----- Listed records -----
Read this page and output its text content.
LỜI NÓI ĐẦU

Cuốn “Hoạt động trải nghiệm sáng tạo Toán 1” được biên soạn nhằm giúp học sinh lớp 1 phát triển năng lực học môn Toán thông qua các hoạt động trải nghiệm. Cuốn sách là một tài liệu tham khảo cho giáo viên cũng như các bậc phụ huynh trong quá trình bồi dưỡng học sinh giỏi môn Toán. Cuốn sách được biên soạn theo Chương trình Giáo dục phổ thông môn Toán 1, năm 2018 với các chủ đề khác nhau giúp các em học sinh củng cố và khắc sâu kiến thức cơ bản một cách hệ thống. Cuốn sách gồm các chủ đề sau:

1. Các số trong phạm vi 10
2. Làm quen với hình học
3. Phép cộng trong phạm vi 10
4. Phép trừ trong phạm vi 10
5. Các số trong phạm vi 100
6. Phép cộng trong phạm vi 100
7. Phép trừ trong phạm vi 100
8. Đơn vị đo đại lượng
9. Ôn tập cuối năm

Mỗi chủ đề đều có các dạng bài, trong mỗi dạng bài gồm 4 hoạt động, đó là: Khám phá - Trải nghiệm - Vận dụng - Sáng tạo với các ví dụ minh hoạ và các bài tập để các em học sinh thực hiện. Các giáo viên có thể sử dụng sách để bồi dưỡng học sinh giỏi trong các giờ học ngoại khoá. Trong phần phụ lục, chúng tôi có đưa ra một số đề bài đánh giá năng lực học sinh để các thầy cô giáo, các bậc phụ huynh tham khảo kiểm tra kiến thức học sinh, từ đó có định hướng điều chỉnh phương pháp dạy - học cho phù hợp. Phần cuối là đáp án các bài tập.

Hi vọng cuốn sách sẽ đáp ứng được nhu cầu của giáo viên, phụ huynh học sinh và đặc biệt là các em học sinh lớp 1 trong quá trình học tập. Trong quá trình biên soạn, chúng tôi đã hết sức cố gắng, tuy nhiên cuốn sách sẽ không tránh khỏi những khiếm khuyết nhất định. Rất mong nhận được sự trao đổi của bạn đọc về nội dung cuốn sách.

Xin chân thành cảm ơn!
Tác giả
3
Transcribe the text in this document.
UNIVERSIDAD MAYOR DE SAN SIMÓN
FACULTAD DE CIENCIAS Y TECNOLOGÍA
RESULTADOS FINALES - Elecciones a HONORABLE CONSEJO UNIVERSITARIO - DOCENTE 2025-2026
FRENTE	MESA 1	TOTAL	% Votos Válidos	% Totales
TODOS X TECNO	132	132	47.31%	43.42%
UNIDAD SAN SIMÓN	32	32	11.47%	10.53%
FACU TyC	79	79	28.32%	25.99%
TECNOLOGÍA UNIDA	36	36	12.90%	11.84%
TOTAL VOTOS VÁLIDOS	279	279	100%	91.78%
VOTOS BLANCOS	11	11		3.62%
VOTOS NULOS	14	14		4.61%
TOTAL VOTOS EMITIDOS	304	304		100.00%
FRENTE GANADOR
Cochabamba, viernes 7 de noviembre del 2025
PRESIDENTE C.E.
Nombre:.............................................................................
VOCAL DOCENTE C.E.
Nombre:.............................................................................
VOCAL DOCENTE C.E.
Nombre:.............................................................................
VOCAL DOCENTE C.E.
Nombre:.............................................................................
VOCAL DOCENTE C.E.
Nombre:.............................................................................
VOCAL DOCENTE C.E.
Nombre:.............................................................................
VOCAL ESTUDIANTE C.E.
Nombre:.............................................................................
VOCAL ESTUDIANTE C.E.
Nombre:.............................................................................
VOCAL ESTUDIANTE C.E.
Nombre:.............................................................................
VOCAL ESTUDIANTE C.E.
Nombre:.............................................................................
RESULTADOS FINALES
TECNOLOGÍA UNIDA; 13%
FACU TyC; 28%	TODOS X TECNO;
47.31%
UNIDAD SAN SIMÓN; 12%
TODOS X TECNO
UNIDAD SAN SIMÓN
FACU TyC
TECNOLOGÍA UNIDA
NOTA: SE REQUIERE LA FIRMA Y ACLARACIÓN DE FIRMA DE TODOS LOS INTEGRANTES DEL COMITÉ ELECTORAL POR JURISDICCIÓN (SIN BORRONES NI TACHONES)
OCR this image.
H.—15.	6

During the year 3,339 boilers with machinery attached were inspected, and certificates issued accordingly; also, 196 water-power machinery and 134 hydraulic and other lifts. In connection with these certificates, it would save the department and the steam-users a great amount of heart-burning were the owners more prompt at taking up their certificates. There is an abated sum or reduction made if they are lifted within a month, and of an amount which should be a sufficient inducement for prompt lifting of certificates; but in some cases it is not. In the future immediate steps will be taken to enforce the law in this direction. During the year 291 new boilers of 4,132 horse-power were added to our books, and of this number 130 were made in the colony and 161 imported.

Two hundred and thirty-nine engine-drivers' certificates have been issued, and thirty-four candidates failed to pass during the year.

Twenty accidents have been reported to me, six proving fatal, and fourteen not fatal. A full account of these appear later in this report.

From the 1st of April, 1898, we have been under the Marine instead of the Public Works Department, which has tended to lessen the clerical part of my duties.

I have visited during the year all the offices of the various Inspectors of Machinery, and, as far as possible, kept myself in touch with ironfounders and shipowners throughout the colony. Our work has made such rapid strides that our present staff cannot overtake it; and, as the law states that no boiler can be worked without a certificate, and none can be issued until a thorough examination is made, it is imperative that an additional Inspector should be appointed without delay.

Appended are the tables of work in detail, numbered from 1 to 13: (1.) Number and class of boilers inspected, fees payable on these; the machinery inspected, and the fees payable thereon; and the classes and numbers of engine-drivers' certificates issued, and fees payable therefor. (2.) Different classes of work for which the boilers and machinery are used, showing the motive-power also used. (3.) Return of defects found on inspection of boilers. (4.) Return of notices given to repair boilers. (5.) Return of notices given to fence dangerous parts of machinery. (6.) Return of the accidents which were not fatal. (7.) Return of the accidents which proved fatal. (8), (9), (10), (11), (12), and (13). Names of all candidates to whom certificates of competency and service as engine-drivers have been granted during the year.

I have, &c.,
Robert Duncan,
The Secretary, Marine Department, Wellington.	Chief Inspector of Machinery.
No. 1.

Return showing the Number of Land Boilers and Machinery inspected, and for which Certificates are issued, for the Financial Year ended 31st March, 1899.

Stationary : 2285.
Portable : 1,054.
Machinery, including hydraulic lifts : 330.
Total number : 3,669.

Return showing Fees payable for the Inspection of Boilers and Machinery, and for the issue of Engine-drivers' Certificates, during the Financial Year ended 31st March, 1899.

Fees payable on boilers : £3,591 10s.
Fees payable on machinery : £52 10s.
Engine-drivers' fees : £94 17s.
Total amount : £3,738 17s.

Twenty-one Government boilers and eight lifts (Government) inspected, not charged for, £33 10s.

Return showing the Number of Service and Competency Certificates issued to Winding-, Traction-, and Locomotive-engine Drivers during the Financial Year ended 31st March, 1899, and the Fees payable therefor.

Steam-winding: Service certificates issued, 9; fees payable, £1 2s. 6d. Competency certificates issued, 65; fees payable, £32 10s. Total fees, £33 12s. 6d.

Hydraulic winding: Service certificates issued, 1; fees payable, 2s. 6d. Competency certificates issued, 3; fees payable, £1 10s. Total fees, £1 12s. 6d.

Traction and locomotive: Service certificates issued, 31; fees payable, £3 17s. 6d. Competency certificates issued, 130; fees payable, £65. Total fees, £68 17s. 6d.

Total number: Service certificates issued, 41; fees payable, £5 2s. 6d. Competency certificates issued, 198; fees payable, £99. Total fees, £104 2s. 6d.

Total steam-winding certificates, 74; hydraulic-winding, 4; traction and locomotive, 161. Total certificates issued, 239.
-----
#### [Your objective]
Extract all of the data above without altering anything.

#### [Complete answer]
Read this page and output its text content.
LỜI NÓI ĐẦU

Cuốn “Hoạt động trải nghiệm sáng tạo Toán 1” được biên soạn nhằm giúp học sinh lớp 1 phát triển năng lực học môn Toán thông qua các hoạt động trải nghiệm. Cuốn sách là một tài liệu tham khảo cho giáo viên cũng như các bậc phụ huynh trong quá trình bồi dưỡng học sinh giỏi môn Toán. Cuốn sách được biên soạn theo Chương trình Giáo dục phổ thông môn Toán 1, năm 2018 với các chủ đề khác nhau giúp các em học sinh củng cố và khắc sâu kiến thức cơ bản một cách hệ thống. Cuốn sách gồm các chủ đề sau:

1. Các số trong phạm vi 10
2. Làm quen với hình học
3. Phép cộng trong phạm vi 10
4. Phép trừ trong phạm vi 10
5. Các số trong phạm vi 100
6. Phép cộng trong phạm vi 100
7. Phép trừ trong phạm vi 100
8. Đơn vị đo đại lượng
9. Ôn tập cuối năm

Mỗi chủ đề đều có các dạng bài, trong mỗi dạng bài gồm 4 hoạt động, đó là: Khám phá - Trải nghiệm - Vận dụng - Sáng tạo với các ví dụ minh hoạ và các bài tập để các em học sinh thực hiện. Các giáo viên có thể sử dụng sách để bồi dưỡng học sinh giỏi trong các giờ học ngoại khoá. Trong phần phụ lục, chúng tôi có đưa ra một số đề bài đánh giá năng lực học sinh để các thầy cô giáo, các bậc phụ huynh tham khảo kiểm tra kiến thức học sinh, từ đó có định hướng điều chỉnh phương pháp dạy - học cho phù hợp. Phần cuối là đáp án các bài tập.

Hi vọng cuốn sách sẽ đáp ứng được nhu cầu của giáo viên, phụ huynh học sinh và đặc biệt là các em học sinh lớp 1 trong quá trình học tập. Trong quá trình biên soạn, chúng tôi đã hết sức cố gắng, tuy nhiên cuốn sách sẽ không tránh khỏi những khiếm khuyết nhất định. Rất mong nhận được sự trao đổi của bạn đọc về nội dung cuốn sách.

Xin chân thành cảm ơn!
Tác giả
3
Transcribe the text in this document.
UNIVERSIDAD MAYOR DE SAN SIMÓN
FACULTAD DE CIENCIAS Y TECNOLOGÍA
RESULTADOS FINALES - Elecciones a HONORABLE CONSEJO UNIVERSITARIO - DOCENTE 2025-2026
FRENTE	MESA 1	TOTAL	% Votos Válidos	% Totales
TODOS X TECNO	132	132	47.31%	43.42%
UNIDAD SAN SIMÓN	32	32	11.47%	10.53%
FACU TyC	79	79	28.32%	25.99%
TECNOLOGÍA UNIDA	36	36	12.90%	11.84%
TOTAL VOTOS VÁLIDOS	279	279	100%	91.78%
VOTOS BLANCOS	11	11		3.62%
VOTOS NULOS	14	14		4.61%
TOTAL VOTOS EMITIDOS	304	304		100.00%
FRENTE GANADOR
Cochabamba, viernes 7 de noviembre del 2025
PRESIDENTE C.E.
Nombre:.............................................................................
VOCAL DOCENTE C.E.
Nombre:.............................................................................
VOCAL DOCENTE C.E.
Nombre:.............................................................................
VOCAL DOCENTE C.E.
Nombre:.............................................................................
VOCAL DOCENTE C.E.
Nombre:.............................................................................
VOCAL DOCENTE C.E.
Nombre:.............................................................................
VOCAL ESTUDIANTE C.E.
Nombre:.............................................................................
VOCAL ESTUDIANTE C.E.
Nombre:.............................................................................
VOCAL ESTUDIANTE C.E.
Nombre:.............................................................................
VOCAL ESTUDIANTE C.E.
Nombre:.............................................................................
RESULTADOS FINALES
TECNOLOGÍA UNIDA; 13%
FACU TyC; 28%	TODOS X TECNO;
47.31%
UNIDAD SAN SIMÓN; 12%
TODOS X TECNO
UNIDAD SAN SIMÓN
FACU TyC
TECNOLOGÍA UNIDA
NOTA: SE REQUIERE LA FIRMA Y ACLARACIÓN DE FIRMA DE TODOS LOS INTEGRANTES DEL COMITÉ ELECTORAL POR JURISDICCIÓN (SIN BORRONES NI TACHONES)
OCR this image.
H.—15.	6

During the year 3,339 boilers with machinery attached were inspected, and certificates issued accordingly; also, 196 water-power machinery and 134 hydraulic and other lifts. In connection with these certificates, it would save the department and the steam-users a great amount of heart-burning were the owners more prompt at taking up their certificates. There is an abated sum or reduction made if they are lifted within a month, and of an amount which should be a sufficient inducement for prompt lifting of certificates; but in some cases it is not. In the future immediate steps will be taken to enforce the law in this direction. During the year 291 new boilers of 4,132 horse-power were added to our books, and of this number 130 were made in the colony and 161 imported.

Two hundred and thirty-nine engine-drivers' certificates have been issued, and thirty-four candidates failed to pass during the year.

Twenty accidents have been reported to me, six proving fatal, and fourteen not fatal. A full account of these appear later in this report.

From the 1st of April, 1898, we have been under the Marine instead of the Public Works Department, which has tended to lessen the clerical part of my duties.

I have visited during the year all the offices of the various Inspectors of Machinery, and, as far as possible, kept myself in touch with ironfounders and shipowners throughout the colony. Our work has made such rapid strides that our present staff cannot overtake it; and, as the law states that no boiler can be worked without a certificate, and none can be issued until a thorough examination is made, it is imperative that an additional Inspector should be appointed without delay.

Appended are the tables of work in detail, numbered from 1 to 13: (1.) Number and class of boilers inspected, fees payable on these; the machinery inspected, and the fees payable thereon; and the classes and numbers of engine-drivers' certificates issued, and fees payable therefor. (2.) Different classes of work for which the boilers and machinery are used, showing the motive-power also used. (3.) Return of defects found on inspection of boilers. (4.) Return of notices given to repair boilers. (5.) Return of notices given to fence dangerous parts of machinery. (6.) Return of the accidents which were not fatal. (7.) Return of the accidents which proved fatal. (8), (9), (10), (11), (12), and (13). Names of all candidates to whom certificates of competency and service as engine-drivers have been granted during the year.

I have, &c.,
Robert Duncan,
The Secretary, Marine Department, Wellington.	Chief Inspector of Machinery.
No. 1.

Return showing the Number of Land Boilers and Machinery inspected, and for which Certificates are issued, for the Financial Year ended 31st March, 1899.

Stationary : 2285.
Portable : 1,054.
Machinery, including hydraulic lifts : 330.
Total number : 3,669.

Return showing Fees payable for the Inspection of Boilers and Machinery, and for the issue of Engine-drivers' Certificates, during the Financial Year ended 31st March, 1899.

Fees payable on boilers : £3,591 10s.
Fees payable on machinery : £52 10s.
Engine-drivers' fees : £94 17s.
Total amount : £3,738 17s.

Twenty-one Government boilers and eight lifts (Government) inspected, not charged for, £33 10s.

Return showing the Number of Service and Competency Certificates issued to Winding-, Traction-, and Locomotive-engine Drivers during the Financial Year ended 31st March, 1899, and the Fees payable therefor.

Steam-winding: Service certificates issued, 9; fees payable, £1 2s. 6d. Competency certificates issued, 65; fees payable, £32 10s. Total fees, £33 12s. 6d.

Hydraulic winding: Service certificates issued, 1; fees payable, 2s. 6d. Competency certificates issued, 3; fees payable, £1 10s. Total fees, £1 12s. 6d.

Traction and locomotive: Service certificates issued, 31; fees payable, £3 17s. 6d. Competency certificates issued, 130; fees payable, £65. Total fees, £68 17s. 6d.

Total number: Service certificates issued, 41; fees payable, £5 2s. 6d. Competency certificates issued, 198; fees payable, £99. Total fees, £104 2s. 6d.

Total steam-winding certificates, 74; hydraulic-winding, 4; traction and locomotive, 161. Total certificates issued, 239.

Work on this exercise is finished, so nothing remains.